▶ Data for this task:

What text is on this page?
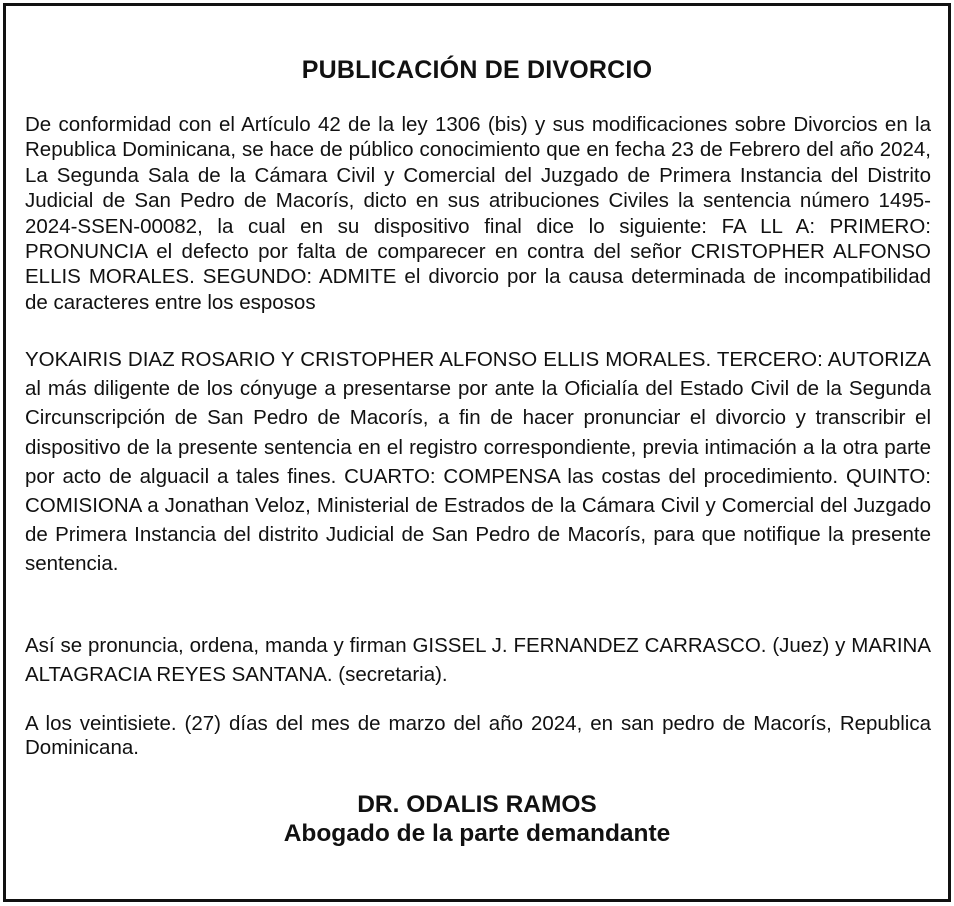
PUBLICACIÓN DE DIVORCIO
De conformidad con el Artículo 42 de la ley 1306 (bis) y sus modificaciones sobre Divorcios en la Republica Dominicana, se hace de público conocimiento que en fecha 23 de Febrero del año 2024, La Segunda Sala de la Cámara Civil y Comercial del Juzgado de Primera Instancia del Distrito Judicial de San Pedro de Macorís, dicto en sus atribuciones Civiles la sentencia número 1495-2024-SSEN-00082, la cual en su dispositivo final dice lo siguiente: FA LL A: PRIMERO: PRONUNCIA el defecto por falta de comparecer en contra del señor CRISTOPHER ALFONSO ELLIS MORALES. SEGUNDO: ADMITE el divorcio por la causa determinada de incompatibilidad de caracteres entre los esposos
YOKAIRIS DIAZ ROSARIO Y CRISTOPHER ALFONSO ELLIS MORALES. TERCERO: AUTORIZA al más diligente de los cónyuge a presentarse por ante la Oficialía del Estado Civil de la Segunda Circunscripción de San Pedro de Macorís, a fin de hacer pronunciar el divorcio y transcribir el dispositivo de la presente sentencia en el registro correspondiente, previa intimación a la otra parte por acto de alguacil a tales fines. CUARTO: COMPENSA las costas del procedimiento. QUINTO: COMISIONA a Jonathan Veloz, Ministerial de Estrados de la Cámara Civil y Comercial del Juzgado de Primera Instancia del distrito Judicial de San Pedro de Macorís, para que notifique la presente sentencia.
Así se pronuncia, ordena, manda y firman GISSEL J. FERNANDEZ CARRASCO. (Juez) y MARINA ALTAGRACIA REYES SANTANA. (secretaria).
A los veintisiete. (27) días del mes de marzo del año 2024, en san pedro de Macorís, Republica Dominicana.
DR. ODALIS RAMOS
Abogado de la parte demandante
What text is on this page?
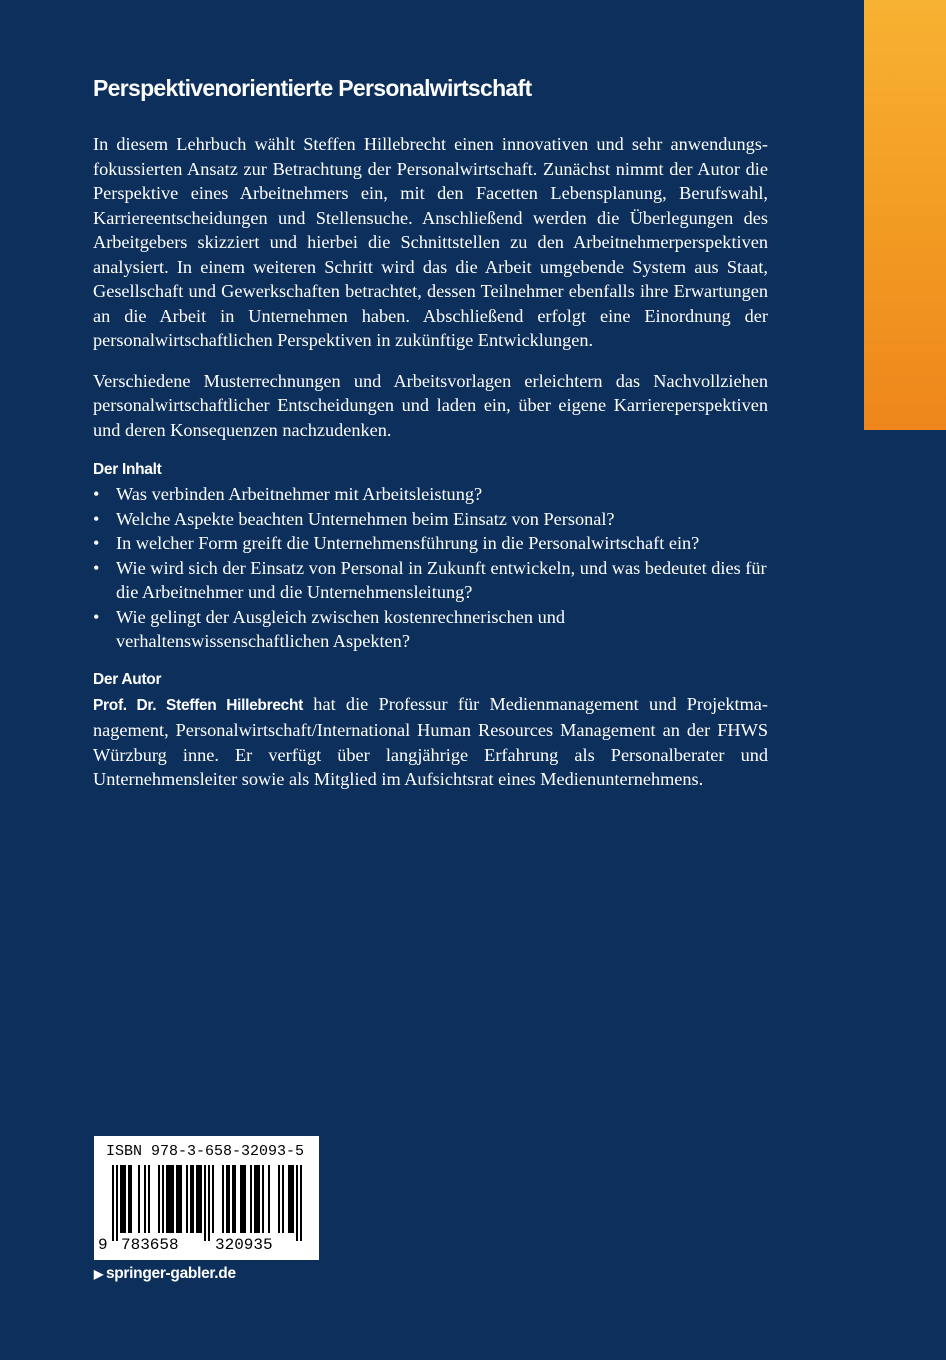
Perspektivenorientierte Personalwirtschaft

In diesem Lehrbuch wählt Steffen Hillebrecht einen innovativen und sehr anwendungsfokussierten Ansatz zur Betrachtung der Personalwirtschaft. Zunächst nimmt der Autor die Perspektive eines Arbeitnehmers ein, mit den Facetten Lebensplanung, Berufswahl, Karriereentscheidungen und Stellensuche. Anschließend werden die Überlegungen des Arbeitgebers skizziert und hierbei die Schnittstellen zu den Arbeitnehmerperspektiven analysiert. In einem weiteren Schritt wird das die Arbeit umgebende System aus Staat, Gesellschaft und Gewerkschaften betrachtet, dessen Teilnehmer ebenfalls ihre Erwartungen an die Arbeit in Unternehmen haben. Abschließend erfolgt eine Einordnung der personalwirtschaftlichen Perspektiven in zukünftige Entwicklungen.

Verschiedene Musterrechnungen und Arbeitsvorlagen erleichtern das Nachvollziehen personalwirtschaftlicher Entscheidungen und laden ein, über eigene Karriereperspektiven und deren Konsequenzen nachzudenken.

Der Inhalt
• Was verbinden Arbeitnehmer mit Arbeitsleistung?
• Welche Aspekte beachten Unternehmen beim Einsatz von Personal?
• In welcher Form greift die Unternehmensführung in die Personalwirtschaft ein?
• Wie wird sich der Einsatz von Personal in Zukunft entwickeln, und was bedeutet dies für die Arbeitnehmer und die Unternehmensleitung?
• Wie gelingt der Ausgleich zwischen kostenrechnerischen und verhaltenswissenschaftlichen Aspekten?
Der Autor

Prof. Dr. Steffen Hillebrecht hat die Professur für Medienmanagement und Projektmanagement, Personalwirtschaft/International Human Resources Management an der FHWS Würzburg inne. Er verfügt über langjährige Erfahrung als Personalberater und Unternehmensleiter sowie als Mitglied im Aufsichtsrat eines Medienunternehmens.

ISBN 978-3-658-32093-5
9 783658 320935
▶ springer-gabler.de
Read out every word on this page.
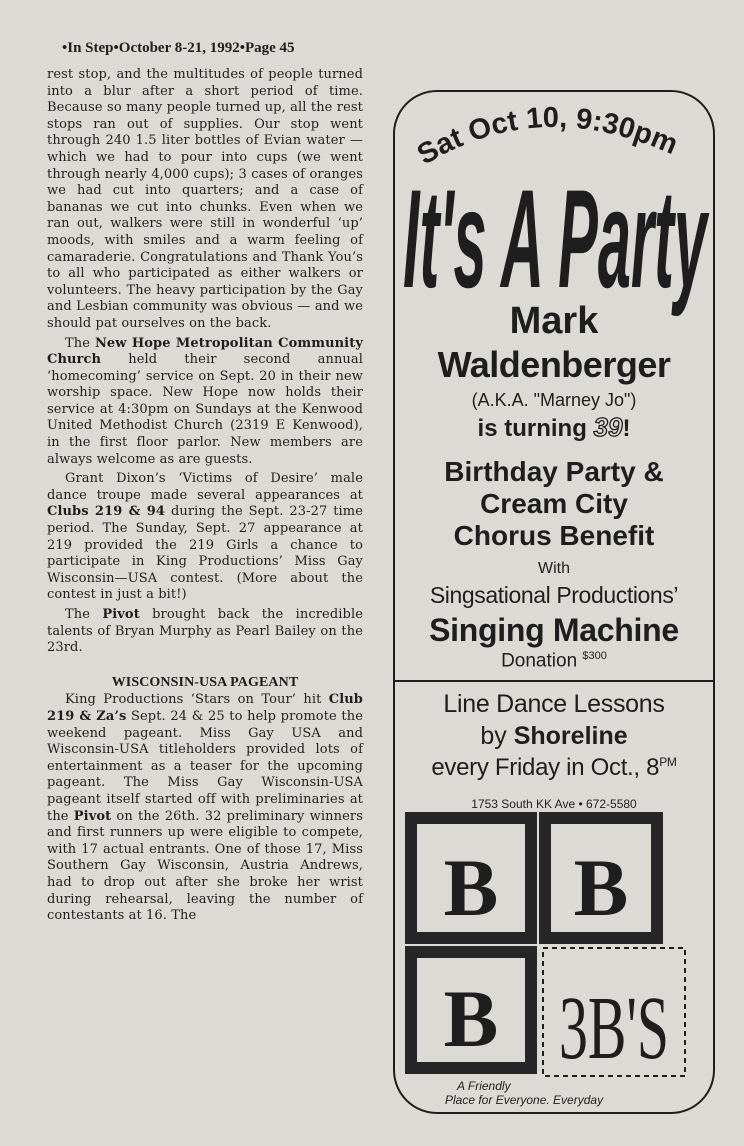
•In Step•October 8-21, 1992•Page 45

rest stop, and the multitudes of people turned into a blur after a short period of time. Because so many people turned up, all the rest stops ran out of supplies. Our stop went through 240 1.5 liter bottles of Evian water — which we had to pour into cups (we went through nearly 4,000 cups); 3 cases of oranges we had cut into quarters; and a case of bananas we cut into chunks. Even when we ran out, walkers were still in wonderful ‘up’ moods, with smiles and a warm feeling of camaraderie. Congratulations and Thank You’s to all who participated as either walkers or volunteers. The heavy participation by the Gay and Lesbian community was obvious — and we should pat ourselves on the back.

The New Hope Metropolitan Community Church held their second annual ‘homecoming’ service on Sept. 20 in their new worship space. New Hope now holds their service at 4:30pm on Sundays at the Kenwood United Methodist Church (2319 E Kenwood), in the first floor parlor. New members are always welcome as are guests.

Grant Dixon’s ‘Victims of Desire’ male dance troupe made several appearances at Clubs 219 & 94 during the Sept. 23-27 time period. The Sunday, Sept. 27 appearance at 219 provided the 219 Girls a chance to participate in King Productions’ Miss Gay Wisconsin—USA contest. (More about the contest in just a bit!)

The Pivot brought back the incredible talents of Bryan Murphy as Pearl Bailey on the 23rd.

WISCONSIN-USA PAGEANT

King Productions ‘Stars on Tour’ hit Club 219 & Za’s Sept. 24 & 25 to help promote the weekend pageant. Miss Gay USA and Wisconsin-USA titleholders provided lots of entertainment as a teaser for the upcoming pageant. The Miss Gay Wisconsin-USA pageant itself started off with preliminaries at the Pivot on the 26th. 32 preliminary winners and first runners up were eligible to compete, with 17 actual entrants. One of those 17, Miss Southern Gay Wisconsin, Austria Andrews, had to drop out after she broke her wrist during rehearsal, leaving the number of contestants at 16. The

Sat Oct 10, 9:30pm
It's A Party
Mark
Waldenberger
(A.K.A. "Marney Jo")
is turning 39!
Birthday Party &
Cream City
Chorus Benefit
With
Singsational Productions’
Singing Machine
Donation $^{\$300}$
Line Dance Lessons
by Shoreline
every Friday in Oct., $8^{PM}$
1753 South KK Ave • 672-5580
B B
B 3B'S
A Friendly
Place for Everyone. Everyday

▶ Problem to solve: Across the data above, how many lines include the word "Einsatz"? Give only the count.

▶ Written reply: 2